SHORT PROBLEM:
In the listing that follows, count each line where the word "distribution" appears; write nothing but the count.

[Stored items]
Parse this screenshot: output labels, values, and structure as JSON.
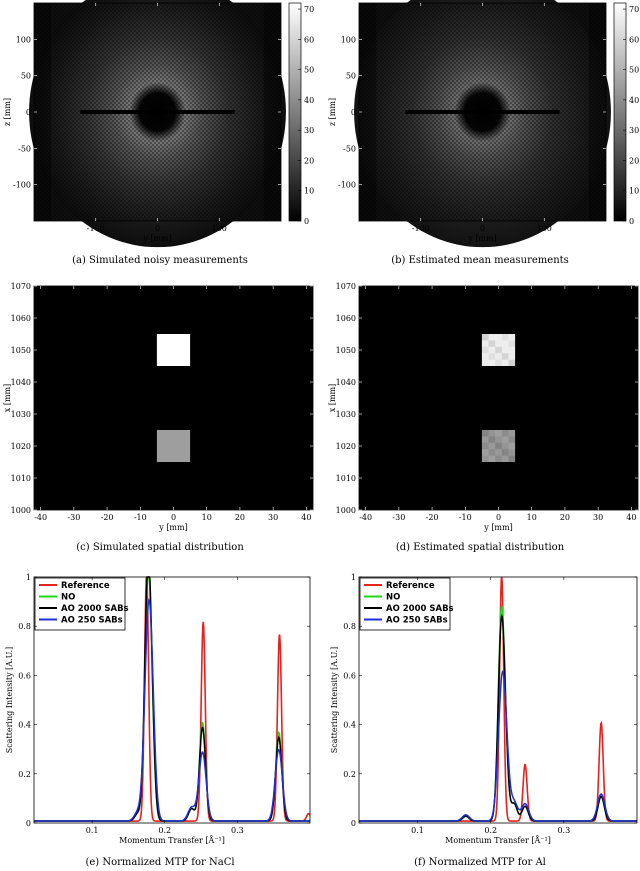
{
  "colors": {
    "reference": "#e8211d",
    "no": "#1fd61f",
    "ao2000": "#000000",
    "ao250": "#1f2fd8"
  },
  "chart_data": [
    {
      "id": "a",
      "type": "heatmap",
      "caption": "(a)  Simulated noisy measurements",
      "xlabel": "y [mm]",
      "ylabel": "z [mm]",
      "xticks": [
        -100,
        0,
        100
      ],
      "yticks": [
        100,
        50,
        0,
        -50,
        -100
      ],
      "xlim": [
        -200,
        200
      ],
      "ylim": [
        -150,
        150
      ],
      "colorbar_ticks": [
        70,
        60,
        50,
        40,
        30,
        20,
        10,
        0
      ]
    },
    {
      "id": "b",
      "type": "heatmap",
      "caption": "(b)  Estimated mean measurements",
      "xlabel": "y [mm]",
      "ylabel": "z [mm]",
      "xticks": [
        -100,
        0,
        100
      ],
      "yticks": [
        100,
        50,
        0,
        -50,
        -100
      ],
      "xlim": [
        -200,
        200
      ],
      "ylim": [
        -150,
        150
      ],
      "colorbar_ticks": [
        70,
        60,
        50,
        40,
        30,
        20,
        10,
        0
      ]
    },
    {
      "id": "c",
      "type": "heatmap",
      "caption": "(c)  Simulated spatial distribution",
      "xlabel": "y [mm]",
      "ylabel": "x [mm]",
      "xticks": [
        -40,
        -30,
        -20,
        -10,
        0,
        10,
        20,
        30,
        40
      ],
      "yticks": [
        1070,
        1060,
        1050,
        1040,
        1030,
        1020,
        1010,
        1000
      ],
      "xlim": [
        -42,
        42
      ],
      "ylim": [
        1000,
        1070
      ],
      "blocks": [
        {
          "x": [
            -5,
            5
          ],
          "y": [
            1045,
            1055
          ],
          "level": 1.0
        },
        {
          "x": [
            -5,
            5
          ],
          "y": [
            1015,
            1025
          ],
          "level": 0.62
        }
      ]
    },
    {
      "id": "d",
      "type": "heatmap",
      "caption": "(d)  Estimated spatial distribution",
      "xlabel": "y [mm]",
      "ylabel": "x [mm]",
      "xticks": [
        -40,
        -30,
        -20,
        -10,
        0,
        10,
        20,
        30,
        40
      ],
      "yticks": [
        1070,
        1060,
        1050,
        1040,
        1030,
        1020,
        1010,
        1000
      ],
      "xlim": [
        -42,
        42
      ],
      "ylim": [
        1000,
        1070
      ],
      "blocks": [
        {
          "x": [
            -5,
            5
          ],
          "y": [
            1045,
            1055
          ],
          "level": 0.93
        },
        {
          "x": [
            -5,
            5
          ],
          "y": [
            1015,
            1025
          ],
          "level": 0.58
        }
      ]
    },
    {
      "id": "e",
      "type": "line",
      "caption": "(e)  Normalized MTP for NaCl",
      "xlabel": "Momentum Transfer [Å⁻¹]",
      "ylabel": "Scattering Intensity [A.U.]",
      "xticks": [
        0.1,
        0.2,
        0.3
      ],
      "yticks": [
        1,
        0.8,
        0.6,
        0.4,
        0.2,
        0
      ],
      "xlim": [
        0.02,
        0.4
      ],
      "ylim": [
        0,
        1
      ],
      "legend": [
        "Reference",
        "NO",
        "AO 2000 SABs",
        "AO 250 SABs"
      ],
      "series": [
        {
          "name": "Reference",
          "width": 0.004,
          "peaks": [
            [
              0.175,
              1.0
            ],
            [
              0.253,
              0.81
            ],
            [
              0.358,
              0.76
            ],
            [
              0.398,
              0.03
            ]
          ]
        },
        {
          "name": "NO",
          "width": 0.006,
          "peaks": [
            [
              0.163,
              0.03
            ],
            [
              0.176,
              0.76
            ],
            [
              0.181,
              0.42
            ],
            [
              0.237,
              0.05
            ],
            [
              0.252,
              0.4
            ],
            [
              0.357,
              0.36
            ]
          ]
        },
        {
          "name": "AO 2000 SABs",
          "width": 0.006,
          "peaks": [
            [
              0.163,
              0.03
            ],
            [
              0.176,
              0.8
            ],
            [
              0.181,
              0.45
            ],
            [
              0.237,
              0.05
            ],
            [
              0.252,
              0.38
            ],
            [
              0.357,
              0.34
            ]
          ]
        },
        {
          "name": "AO 250 SABs",
          "width": 0.007,
          "peaks": [
            [
              0.163,
              0.035
            ],
            [
              0.176,
              0.52
            ],
            [
              0.181,
              0.5
            ],
            [
              0.237,
              0.055
            ],
            [
              0.252,
              0.28
            ],
            [
              0.357,
              0.29
            ]
          ]
        }
      ]
    },
    {
      "id": "f",
      "type": "line",
      "caption": "(f)  Normalized MTP for Al",
      "xlabel": "Momentum Transfer [Å⁻¹]",
      "ylabel": "Scattering Intensity [A.U.]",
      "xticks": [
        0.1,
        0.2,
        0.3
      ],
      "yticks": [
        1,
        0.8,
        0.6,
        0.4,
        0.2,
        0
      ],
      "xlim": [
        0.02,
        0.4
      ],
      "ylim": [
        0,
        1
      ],
      "legend": [
        "Reference",
        "NO",
        "AO 2000 SABs",
        "AO 250 SABs"
      ],
      "series": [
        {
          "name": "Reference",
          "width": 0.004,
          "peaks": [
            [
              0.215,
              1.0
            ],
            [
              0.247,
              0.23
            ],
            [
              0.351,
              0.4
            ]
          ]
        },
        {
          "name": "NO",
          "width": 0.006,
          "peaks": [
            [
              0.166,
              0.02
            ],
            [
              0.214,
              0.7
            ],
            [
              0.219,
              0.3
            ],
            [
              0.232,
              0.07
            ],
            [
              0.247,
              0.06
            ],
            [
              0.351,
              0.1
            ]
          ]
        },
        {
          "name": "AO 2000 SABs",
          "width": 0.006,
          "peaks": [
            [
              0.166,
              0.02
            ],
            [
              0.214,
              0.66
            ],
            [
              0.219,
              0.3
            ],
            [
              0.232,
              0.07
            ],
            [
              0.247,
              0.06
            ],
            [
              0.351,
              0.1
            ]
          ]
        },
        {
          "name": "AO 250 SABs",
          "width": 0.007,
          "peaks": [
            [
              0.166,
              0.025
            ],
            [
              0.214,
              0.35
            ],
            [
              0.219,
              0.34
            ],
            [
              0.232,
              0.075
            ],
            [
              0.247,
              0.07
            ],
            [
              0.351,
              0.11
            ]
          ]
        }
      ]
    }
  ]
}
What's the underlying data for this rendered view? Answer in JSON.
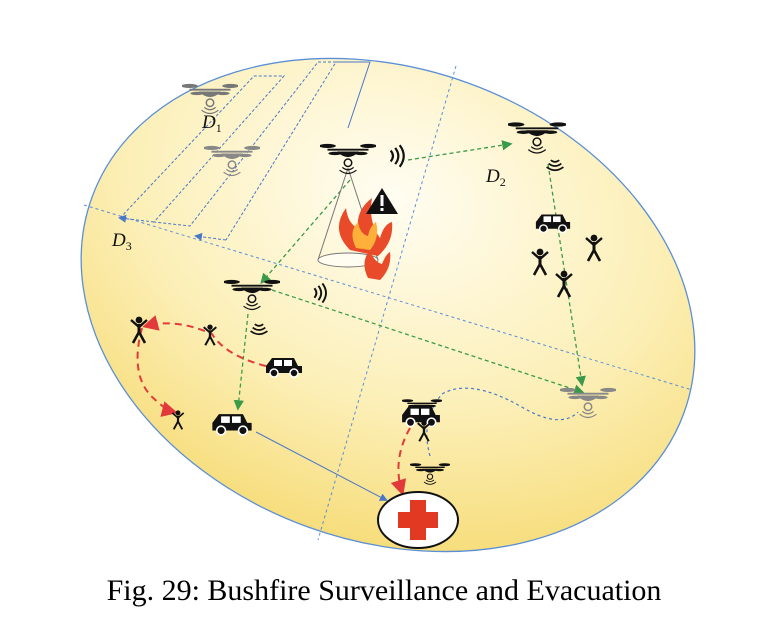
{
  "figure": {
    "caption": "Fig. 29: Bushfire Surveillance and Evacuation",
    "zones": [
      {
        "id": "d1",
        "name": "D",
        "sub": "1"
      },
      {
        "id": "d2",
        "name": "D",
        "sub": "2"
      },
      {
        "id": "d3",
        "name": "D",
        "sub": "3"
      }
    ],
    "icons": [
      "drone-icon",
      "wireless-signal-icon",
      "warning-icon",
      "fire-icon",
      "vehicle-icon",
      "person-icon",
      "medical-cross-icon"
    ],
    "colors": {
      "region_fill_light": "#fffbe8",
      "region_fill_warm": "#f7e07e",
      "boundary": "#5b8fd6",
      "blue_path": "#4a78c8",
      "green_link": "#3a9a4a",
      "red_route": "#e23a3a",
      "medical_red": "#e23a22"
    }
  }
}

WRITTEN REPLY:
2